Image-based layout entries:
= = = =
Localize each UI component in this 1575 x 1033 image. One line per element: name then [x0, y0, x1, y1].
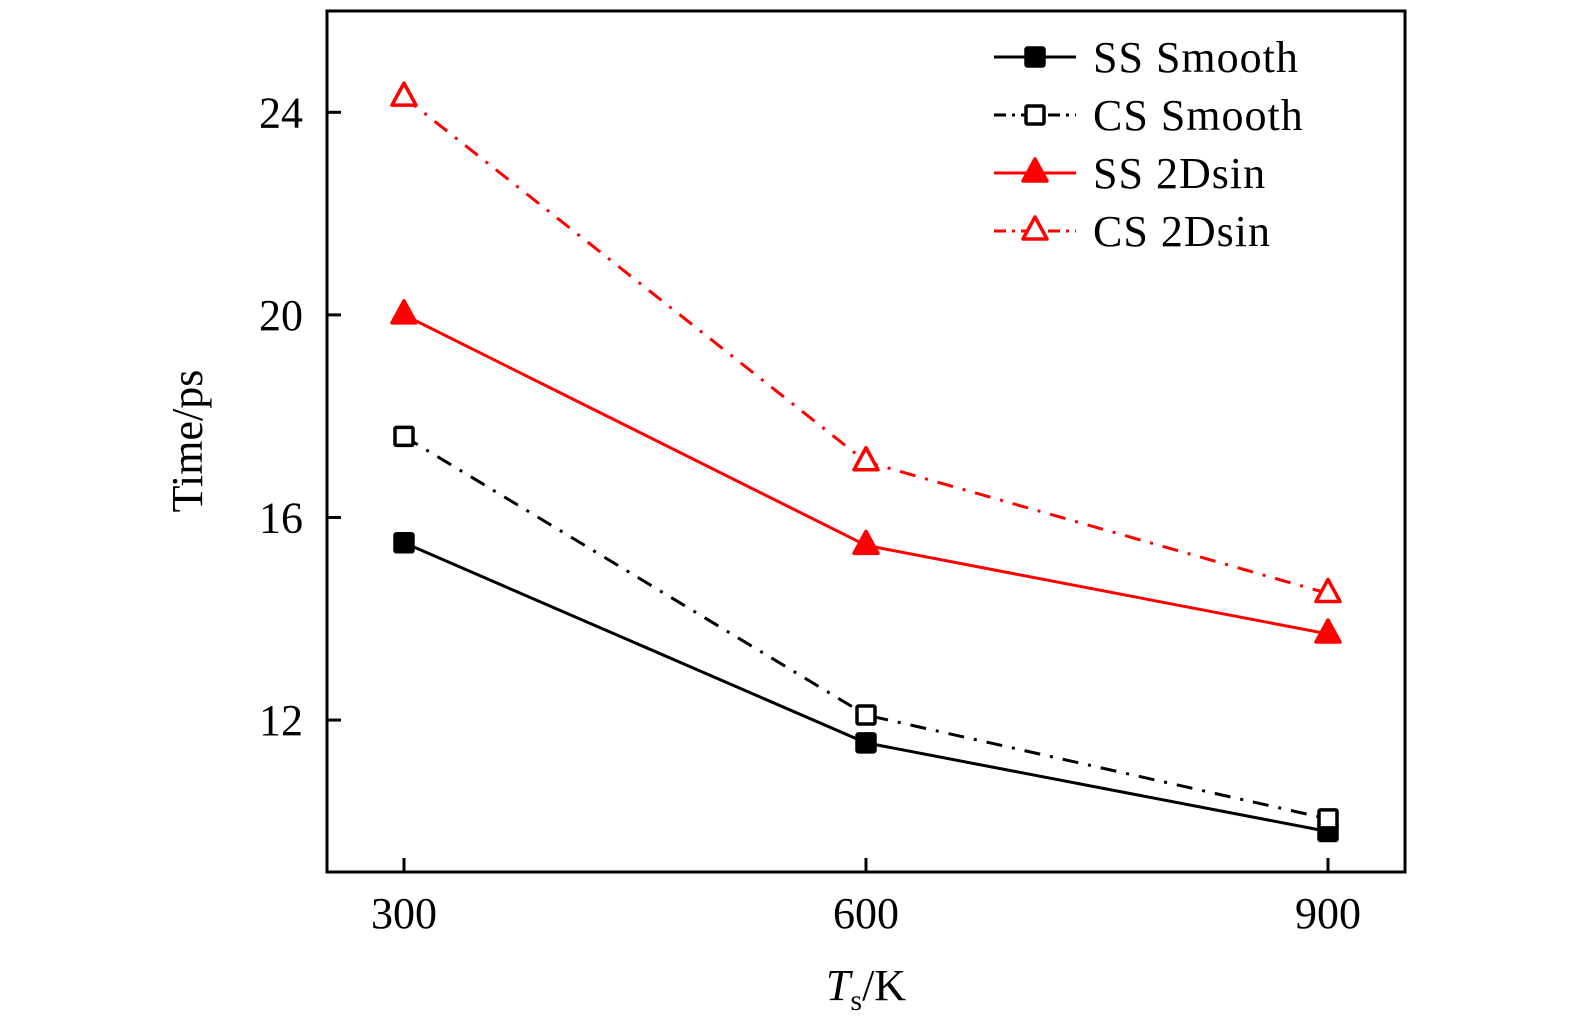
legend-label: CS Smooth [1093, 91, 1304, 140]
legend-marker [1024, 104, 1046, 126]
legend-marker [1021, 215, 1049, 241]
series-cs-2dsin [390, 81, 1342, 604]
series-line [403, 313, 1329, 636]
data-point [393, 532, 415, 554]
data-point [852, 446, 880, 472]
legend-label: SS Smooth [1093, 33, 1299, 82]
x-axis-title-unit: /K [862, 961, 906, 1010]
legend-label: SS 2Dsin [1093, 149, 1266, 198]
legend-item: CS 2Dsin [994, 207, 1271, 256]
data-point [393, 425, 415, 448]
legend-item: SS Smooth [994, 33, 1299, 82]
data-point [1314, 577, 1342, 604]
x-tick-label: 600 [833, 889, 899, 938]
legend-item: CS Smooth [994, 91, 1304, 140]
y-axis-title: Time/ps [163, 370, 212, 513]
data-point [390, 299, 418, 325]
x-tick-label: 300 [371, 889, 437, 938]
y-tick-label: 20 [259, 291, 303, 340]
x-tick-label: 900 [1295, 889, 1361, 938]
legend-item: SS 2Dsin [994, 149, 1266, 198]
y-tick-label: 12 [259, 696, 303, 745]
series-ss-smooth [393, 532, 1339, 843]
series-ss-2dsin [390, 299, 1342, 644]
data-point [855, 732, 877, 754]
x-axis-title-subscript: s [850, 984, 862, 1017]
data-point [855, 704, 877, 726]
legend-marker [1024, 46, 1046, 68]
legend: SS Smooth CS Smooth SS 2Dsin CS 2Dsin [994, 33, 1304, 256]
ticks-layer: 300 600 900 12 16 20 24 [259, 88, 1361, 938]
series-cs-smooth [393, 425, 1339, 830]
y-tick-label: 16 [259, 493, 303, 542]
y-tick-label: 24 [259, 88, 303, 137]
legend-marker [1021, 157, 1049, 183]
data-point [852, 529, 880, 556]
x-axis-title-main: T [826, 961, 854, 1010]
legend-label: CS 2Dsin [1093, 207, 1271, 256]
data-point [1314, 618, 1342, 644]
data-point [1317, 808, 1339, 830]
series-line [403, 435, 1329, 821]
x-axis-title: Ts/K [826, 961, 906, 1017]
series-layer [390, 81, 1342, 843]
data-point [390, 81, 418, 107]
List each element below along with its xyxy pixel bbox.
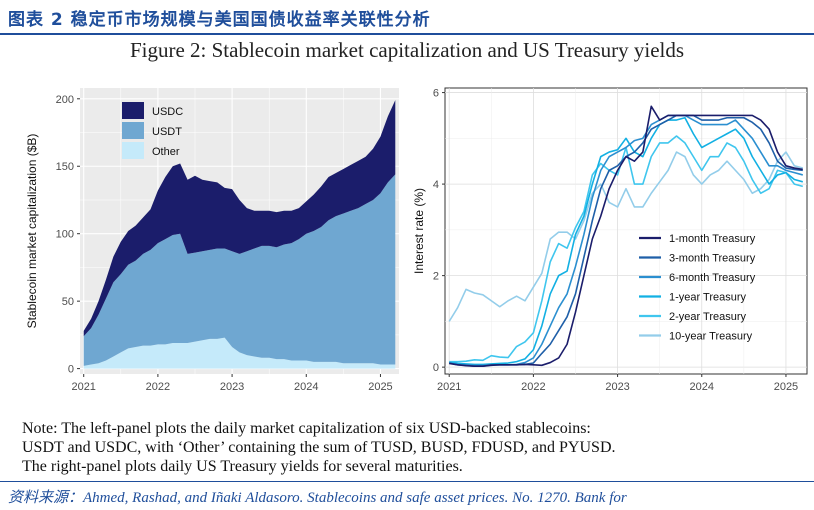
report-header: 图表 2 稳定币市场规模与美国国债收益率关联性分析 — [0, 0, 814, 35]
right-y-tick-label: 2 — [433, 271, 439, 283]
legend-label-usdt: USDT — [152, 126, 182, 138]
right-y-tick-label: 6 — [433, 88, 439, 100]
legend-label-other: Other — [152, 146, 180, 158]
right-gridlines — [445, 88, 807, 374]
left-panel-chart: 0 50 100 150 200 2021 2022 2023 2024 2025 Stableco… — [25, 88, 399, 393]
source-citation: 资料来源：Ahmed, Rashad, and Iñaki Aldasoro. … — [8, 490, 627, 506]
left-x-tick-label: 2021 — [71, 381, 95, 393]
left-area-layers — [83, 100, 396, 369]
right-y-axis-label: Interest rate (%) — [412, 188, 426, 274]
right-x-tick-label: 2023 — [605, 381, 629, 393]
legend-swatch-usdc — [122, 102, 144, 119]
legend-label-3-month-treasury: 3-month Treasury — [669, 253, 756, 265]
area-usdc — [83, 100, 396, 337]
note-line-2: USDT and USDC, with ‘Other’ containing t… — [22, 439, 616, 456]
area-other — [83, 337, 396, 369]
left-y-tick-label: 200 — [56, 94, 74, 106]
left-x-tick-label: 2023 — [220, 381, 244, 393]
right-axes: 0 2 4 6 2021 2022 2023 2024 2025 Interest rate (%… — [412, 88, 798, 393]
right-legend: 1-month Treasury 3-month Treasury 6-month … — [639, 233, 756, 343]
line-1-month-treasury — [449, 105, 803, 368]
area-usdt — [83, 174, 396, 366]
figure-note: Note: The left-panel plots the daily mar… — [22, 419, 802, 476]
legend-swatch-usdt — [122, 122, 144, 139]
line-1-year-treasury — [449, 116, 804, 366]
right-y-tick-label: 0 — [433, 362, 439, 374]
header-rule — [0, 33, 814, 35]
right-x-tick-label: 2022 — [521, 381, 545, 393]
source-rule — [0, 481, 814, 482]
legend-label-2-year-treasury: 2-year Treasury — [669, 311, 747, 323]
note-line-3: The right-panel plots daily US Treasury … — [22, 458, 463, 475]
legend-label-1-month-treasury: 1-month Treasury — [669, 233, 756, 245]
legend-label-usdc: USDC — [152, 106, 183, 118]
right-y-tick-label: 4 — [433, 179, 439, 191]
right-x-tick-label: 2025 — [774, 381, 798, 393]
right-series-lines — [448, 105, 804, 368]
left-axes: 0 50 100 150 200 2021 2022 2023 2024 2025 Stableco… — [25, 94, 393, 393]
left-x-tick-label: 2024 — [294, 381, 318, 393]
right-x-tick-label: 2021 — [437, 381, 461, 393]
left-y-tick-label: 50 — [62, 296, 74, 308]
legend-swatch-other — [122, 142, 144, 159]
line-10-year-treasury — [448, 151, 804, 322]
right-x-tick-label: 2024 — [690, 381, 714, 393]
chart-header-title: 图表 2 稳定币市场规模与美国国债收益率关联性分析 — [8, 10, 431, 30]
left-y-tick-label: 150 — [56, 161, 74, 173]
left-x-tick-label: 2022 — [146, 381, 170, 393]
figure-title: Figure 2: Stablecoin market capitalizati… — [129, 38, 685, 62]
legend-label-6-month-treasury: 6-month Treasury — [669, 272, 756, 284]
note-line-1: Note: The left-panel plots the daily mar… — [22, 420, 591, 437]
left-y-tick-label: 100 — [56, 229, 74, 241]
right-panel-chart: 0 2 4 6 2021 2022 2023 2024 2025 Interest rate (%… — [412, 87, 808, 393]
left-y-tick-label: 0 — [68, 364, 74, 376]
legend-label-1-year-treasury: 1-year Treasury — [669, 292, 747, 304]
left-x-tick-label: 2025 — [368, 381, 392, 393]
left-y-axis-label: Stablecoin market capitalization ($B) — [25, 134, 39, 329]
right-plot-frame — [444, 87, 808, 375]
left-legend: USDC USDT Other — [122, 102, 183, 159]
legend-label-10-year-treasury: 10-year Treasury — [669, 331, 753, 343]
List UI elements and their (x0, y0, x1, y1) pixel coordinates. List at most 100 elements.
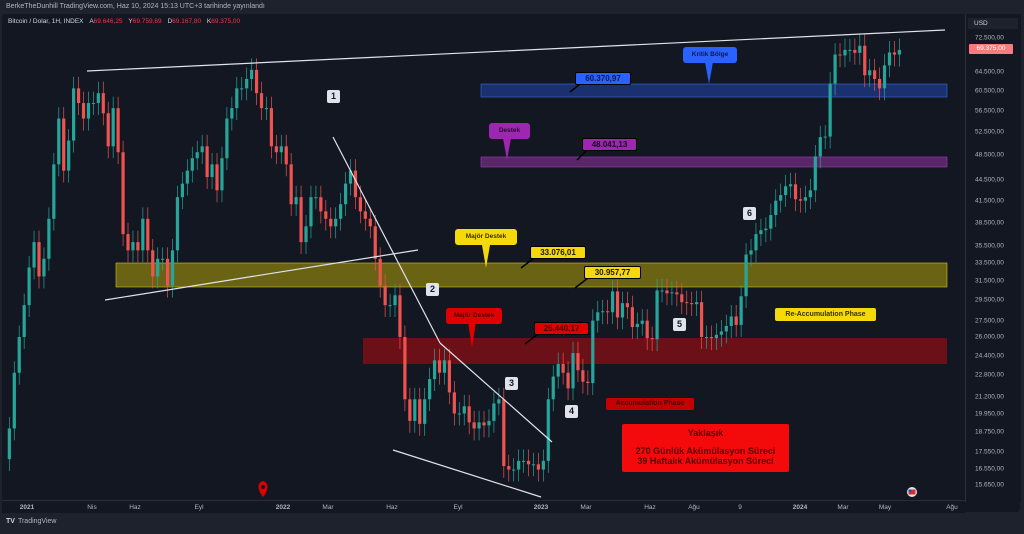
flag-icon[interactable] (907, 487, 917, 497)
re-accumulation-phase-label[interactable]: Re-Accumulation Phase (775, 308, 876, 321)
candle-body (383, 285, 387, 306)
candle-body (106, 113, 110, 147)
candle (408, 387, 412, 433)
upper-trendline[interactable] (86, 29, 946, 72)
candle (531, 452, 536, 477)
candle (210, 152, 214, 189)
candle (165, 247, 170, 298)
price-axis[interactable] (965, 14, 1021, 502)
candle (289, 152, 293, 217)
candle (348, 159, 353, 196)
candle-body (37, 242, 41, 277)
y-tick-label: 24.400,00 (975, 352, 1004, 359)
yellow-lower-level-label[interactable]: 30.957,77 (584, 266, 641, 279)
wave-label-2[interactable]: 2 (426, 283, 439, 296)
candle (423, 387, 427, 436)
destek-callout[interactable]: Destek (489, 123, 530, 139)
candle (284, 134, 288, 177)
candle (235, 76, 239, 121)
y-tick-label: 33.500,00 (975, 259, 1004, 267)
candle-body (334, 218, 338, 227)
kritik-level-label[interactable]: 60.370,97 (575, 72, 631, 85)
candle (843, 38, 847, 68)
candle (126, 222, 130, 263)
candle-body (289, 164, 293, 205)
candle-body (670, 292, 674, 294)
candle-body (329, 218, 333, 227)
candle (259, 81, 264, 121)
candle (447, 348, 452, 405)
symbol-name: Bitcoin / Dolar, 1H, INDEX (8, 18, 84, 25)
currency-label[interactable]: USD (968, 18, 1018, 29)
candle-body (220, 158, 224, 191)
candle (704, 325, 709, 349)
candle (269, 96, 274, 159)
downtrend-line-2[interactable] (439, 342, 553, 443)
candle (526, 449, 531, 477)
candle (828, 72, 832, 149)
candle-body (57, 118, 61, 165)
candle (744, 243, 748, 309)
candle-body (719, 331, 723, 335)
candle-body (215, 164, 219, 191)
candle-body (467, 406, 471, 423)
wave-label-1[interactable]: 1 (327, 90, 340, 103)
candle (432, 348, 437, 392)
candle (719, 320, 723, 347)
wave-label-6[interactable]: 6 (743, 207, 756, 220)
candle (220, 146, 224, 203)
candle-body (294, 197, 298, 205)
candle (813, 144, 817, 203)
candle-body (526, 460, 531, 465)
candle (457, 402, 461, 426)
lower-trendline[interactable] (392, 449, 542, 498)
candle (156, 247, 160, 289)
accumulation-note[interactable]: Yaklaşık 270 Günlük Akümülasyon Süreci 3… (622, 424, 789, 472)
candle (863, 34, 867, 88)
candle (477, 410, 481, 441)
candle-body (561, 364, 565, 373)
major-destek-yellow-callout[interactable]: Majör Destek (455, 229, 517, 245)
candle-body (606, 311, 610, 313)
destek-level-label[interactable]: 48.041,13 (582, 138, 637, 151)
candle (299, 185, 303, 255)
wave-label-5[interactable]: 5 (673, 318, 686, 331)
yellow-upper-level-label[interactable]: 33.076,01 (530, 246, 586, 259)
wave-label-3[interactable]: 3 (505, 377, 518, 390)
candle-body (151, 250, 155, 277)
candle (279, 134, 283, 165)
red-level-label[interactable]: 25.440,17 (534, 322, 589, 335)
last-price-label: 69.375,00 (969, 44, 1013, 54)
accumulation-phase-label[interactable]: Accumulation Phase (606, 398, 694, 410)
downtrend-line[interactable] (332, 136, 441, 344)
candle (185, 159, 189, 196)
location-marker-icon[interactable] (258, 481, 268, 497)
major-destek-red-callout[interactable]: Majör Destek (446, 308, 502, 324)
candle (536, 452, 541, 482)
candle (645, 309, 649, 351)
candle (146, 207, 150, 263)
candle-body (877, 78, 882, 89)
candle (759, 218, 763, 247)
major-destek-yellow-pointer (482, 245, 490, 268)
candle-body (225, 118, 229, 159)
kritik-bolge-callout[interactable]: Kritik Bölge (683, 47, 737, 63)
tradingview-brand[interactable]: TV TradingView (6, 518, 57, 525)
time-axis[interactable] (2, 500, 965, 513)
candle (200, 134, 204, 165)
candle (838, 43, 842, 68)
candle-body (650, 338, 654, 340)
candle-body (858, 45, 862, 53)
candle-body (586, 381, 590, 384)
candle-body (566, 372, 570, 389)
support-trendline[interactable] (104, 249, 419, 301)
candle-body (141, 218, 145, 251)
candle-body (512, 469, 516, 471)
candle (541, 449, 545, 482)
candle-body (788, 184, 793, 187)
y-tick-label: 38.500,00 (975, 219, 1004, 227)
candle-body (136, 242, 140, 251)
candle (610, 279, 615, 325)
wave-label-4[interactable]: 4 (565, 405, 578, 418)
= = = =
> **Aim of the exercise**:
Copy again, unchanged, the lines in the listing above starting at the line containing "legend-label: CS Smooth [1093, 91, 1304, 140]" and ending at the line containing "y-tick-label: 24 [259, 88, 303, 137]", both included.

> **Task output**:
legend-label: CS Smooth [1093, 91, 1304, 140]
legend-marker [1024, 104, 1046, 126]
legend-marker [1021, 215, 1049, 241]
series-cs-2dsin [390, 81, 1342, 604]
series-line [403, 313, 1329, 636]
data-point [393, 532, 415, 554]
data-point [852, 446, 880, 472]
legend-label: SS Smooth [1093, 33, 1299, 82]
x-axis-title-unit: /K [862, 961, 906, 1010]
legend-label: SS 2Dsin [1093, 149, 1266, 198]
legend-item: CS 2Dsin [994, 207, 1271, 256]
data-point [393, 425, 415, 448]
legend-item: SS Smooth [994, 33, 1299, 82]
data-point [1314, 577, 1342, 604]
x-tick-label: 600 [833, 889, 899, 938]
legend-item: CS Smooth [994, 91, 1304, 140]
y-axis-title: Time/ps [163, 370, 212, 513]
data-point [390, 299, 418, 325]
x-tick-label: 300 [371, 889, 437, 938]
y-tick-label: 20 [259, 291, 303, 340]
x-tick-label: 900 [1295, 889, 1361, 938]
legend-item: SS 2Dsin [994, 149, 1266, 198]
y-tick-label: 12 [259, 696, 303, 745]
series-ss-smooth [393, 532, 1339, 843]
series-ss-2dsin [390, 299, 1342, 644]
data-point [855, 732, 877, 754]
x-axis-title-subscript: s [850, 984, 862, 1017]
data-point [855, 704, 877, 726]
legend-marker [1024, 46, 1046, 68]
legend: SS Smooth CS Smooth SS 2Dsin CS 2Dsin [994, 33, 1304, 256]
ticks-layer: 300 600 900 12 16 20 24 [259, 88, 1361, 938]
series-cs-smooth [393, 425, 1339, 830]
y-tick-label: 16 [259, 493, 303, 542]
y-tick-label: 24 [259, 88, 303, 137]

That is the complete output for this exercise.